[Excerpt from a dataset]
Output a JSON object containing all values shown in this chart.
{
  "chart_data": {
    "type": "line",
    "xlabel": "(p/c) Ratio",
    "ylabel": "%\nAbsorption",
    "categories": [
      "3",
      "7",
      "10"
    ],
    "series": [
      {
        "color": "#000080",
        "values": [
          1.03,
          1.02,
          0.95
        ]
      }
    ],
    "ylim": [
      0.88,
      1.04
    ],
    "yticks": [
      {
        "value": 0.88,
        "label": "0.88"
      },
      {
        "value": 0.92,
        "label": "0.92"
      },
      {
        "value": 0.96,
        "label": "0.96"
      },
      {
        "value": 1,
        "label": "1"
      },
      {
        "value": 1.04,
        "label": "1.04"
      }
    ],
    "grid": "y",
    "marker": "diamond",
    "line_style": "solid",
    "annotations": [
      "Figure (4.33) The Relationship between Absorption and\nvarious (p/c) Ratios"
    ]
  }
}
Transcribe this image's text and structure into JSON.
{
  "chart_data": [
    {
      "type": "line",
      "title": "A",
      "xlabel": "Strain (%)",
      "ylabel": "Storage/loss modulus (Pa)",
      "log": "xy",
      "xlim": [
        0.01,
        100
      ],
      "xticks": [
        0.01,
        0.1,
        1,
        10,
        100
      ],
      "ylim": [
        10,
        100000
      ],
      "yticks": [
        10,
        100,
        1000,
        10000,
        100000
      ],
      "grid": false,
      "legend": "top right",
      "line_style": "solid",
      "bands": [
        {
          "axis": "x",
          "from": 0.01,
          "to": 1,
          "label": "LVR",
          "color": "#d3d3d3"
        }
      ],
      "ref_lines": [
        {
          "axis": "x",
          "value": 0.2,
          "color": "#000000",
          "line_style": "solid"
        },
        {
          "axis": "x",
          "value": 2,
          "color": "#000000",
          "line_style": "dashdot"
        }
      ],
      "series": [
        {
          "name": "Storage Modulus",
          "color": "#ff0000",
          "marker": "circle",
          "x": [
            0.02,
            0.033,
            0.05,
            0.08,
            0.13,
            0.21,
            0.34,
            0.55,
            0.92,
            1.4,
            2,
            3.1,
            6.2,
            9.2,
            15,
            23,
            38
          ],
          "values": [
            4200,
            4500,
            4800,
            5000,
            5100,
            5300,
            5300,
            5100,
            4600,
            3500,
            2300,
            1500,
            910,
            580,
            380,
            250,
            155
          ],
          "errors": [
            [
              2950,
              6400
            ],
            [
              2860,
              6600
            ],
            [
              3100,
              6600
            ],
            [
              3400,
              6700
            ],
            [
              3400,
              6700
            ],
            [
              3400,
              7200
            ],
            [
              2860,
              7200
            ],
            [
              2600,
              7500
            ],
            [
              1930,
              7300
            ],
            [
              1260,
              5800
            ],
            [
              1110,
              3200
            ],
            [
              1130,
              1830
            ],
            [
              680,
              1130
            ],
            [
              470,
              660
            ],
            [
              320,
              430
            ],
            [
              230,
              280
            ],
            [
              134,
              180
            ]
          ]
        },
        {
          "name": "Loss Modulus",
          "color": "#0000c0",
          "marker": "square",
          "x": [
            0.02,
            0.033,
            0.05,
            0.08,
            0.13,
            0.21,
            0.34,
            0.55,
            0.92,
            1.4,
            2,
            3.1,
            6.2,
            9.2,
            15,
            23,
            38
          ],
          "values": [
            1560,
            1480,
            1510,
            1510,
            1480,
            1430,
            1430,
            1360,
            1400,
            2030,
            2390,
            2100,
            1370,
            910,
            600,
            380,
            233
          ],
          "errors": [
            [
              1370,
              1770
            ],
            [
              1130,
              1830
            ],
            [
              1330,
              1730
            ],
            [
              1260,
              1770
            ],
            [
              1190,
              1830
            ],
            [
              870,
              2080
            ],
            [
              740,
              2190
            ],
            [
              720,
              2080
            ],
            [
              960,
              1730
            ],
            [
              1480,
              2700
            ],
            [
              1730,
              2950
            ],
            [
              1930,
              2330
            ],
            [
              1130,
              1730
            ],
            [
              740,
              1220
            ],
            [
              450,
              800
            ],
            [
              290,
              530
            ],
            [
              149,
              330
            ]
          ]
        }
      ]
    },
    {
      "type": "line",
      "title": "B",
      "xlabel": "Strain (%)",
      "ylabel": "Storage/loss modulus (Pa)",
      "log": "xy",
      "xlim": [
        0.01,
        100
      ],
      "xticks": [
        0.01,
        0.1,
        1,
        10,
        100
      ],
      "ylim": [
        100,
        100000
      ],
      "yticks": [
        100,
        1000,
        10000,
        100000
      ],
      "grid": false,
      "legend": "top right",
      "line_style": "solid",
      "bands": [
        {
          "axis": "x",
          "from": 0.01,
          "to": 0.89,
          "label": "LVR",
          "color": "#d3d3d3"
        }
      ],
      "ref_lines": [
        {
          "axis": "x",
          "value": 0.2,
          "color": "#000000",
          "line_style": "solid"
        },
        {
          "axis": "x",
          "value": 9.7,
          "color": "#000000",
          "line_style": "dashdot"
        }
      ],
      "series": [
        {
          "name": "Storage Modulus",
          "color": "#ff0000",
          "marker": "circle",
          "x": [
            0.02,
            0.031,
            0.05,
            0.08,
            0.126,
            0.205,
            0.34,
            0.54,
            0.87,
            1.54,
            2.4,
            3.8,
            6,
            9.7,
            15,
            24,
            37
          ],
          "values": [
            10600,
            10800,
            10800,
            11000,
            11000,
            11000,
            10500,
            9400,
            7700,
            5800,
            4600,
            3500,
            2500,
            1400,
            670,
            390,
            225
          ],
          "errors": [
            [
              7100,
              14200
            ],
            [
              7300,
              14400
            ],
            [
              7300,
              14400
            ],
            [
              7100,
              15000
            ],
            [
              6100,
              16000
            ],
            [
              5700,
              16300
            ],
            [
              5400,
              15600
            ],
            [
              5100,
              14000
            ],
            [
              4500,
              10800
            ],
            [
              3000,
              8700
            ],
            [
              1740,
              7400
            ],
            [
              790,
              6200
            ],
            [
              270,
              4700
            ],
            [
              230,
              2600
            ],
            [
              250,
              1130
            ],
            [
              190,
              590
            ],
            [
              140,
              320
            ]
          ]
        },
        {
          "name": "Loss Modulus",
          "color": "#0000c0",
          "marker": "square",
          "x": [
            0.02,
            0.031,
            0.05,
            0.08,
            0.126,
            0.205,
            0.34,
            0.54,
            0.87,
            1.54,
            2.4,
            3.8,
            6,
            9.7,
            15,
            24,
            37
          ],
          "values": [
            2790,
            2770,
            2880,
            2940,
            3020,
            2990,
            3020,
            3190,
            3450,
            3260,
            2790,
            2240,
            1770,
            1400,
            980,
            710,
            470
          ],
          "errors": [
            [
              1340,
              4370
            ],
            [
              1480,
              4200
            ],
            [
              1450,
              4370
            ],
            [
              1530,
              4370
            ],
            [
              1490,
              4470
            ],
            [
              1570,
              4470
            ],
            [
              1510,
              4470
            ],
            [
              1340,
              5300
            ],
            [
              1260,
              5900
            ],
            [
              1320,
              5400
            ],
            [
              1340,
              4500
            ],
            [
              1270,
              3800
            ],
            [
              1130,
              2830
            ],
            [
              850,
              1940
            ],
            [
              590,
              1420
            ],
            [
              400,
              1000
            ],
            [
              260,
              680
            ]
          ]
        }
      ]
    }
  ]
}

WHAT YOU HAVE TO DO:
Select every line of the records holding the string "JSON".

RESULT FOR THIS TASK:
Output a JSON object containing all values shown in this chart.
Transcribe this image's text and structure into JSON.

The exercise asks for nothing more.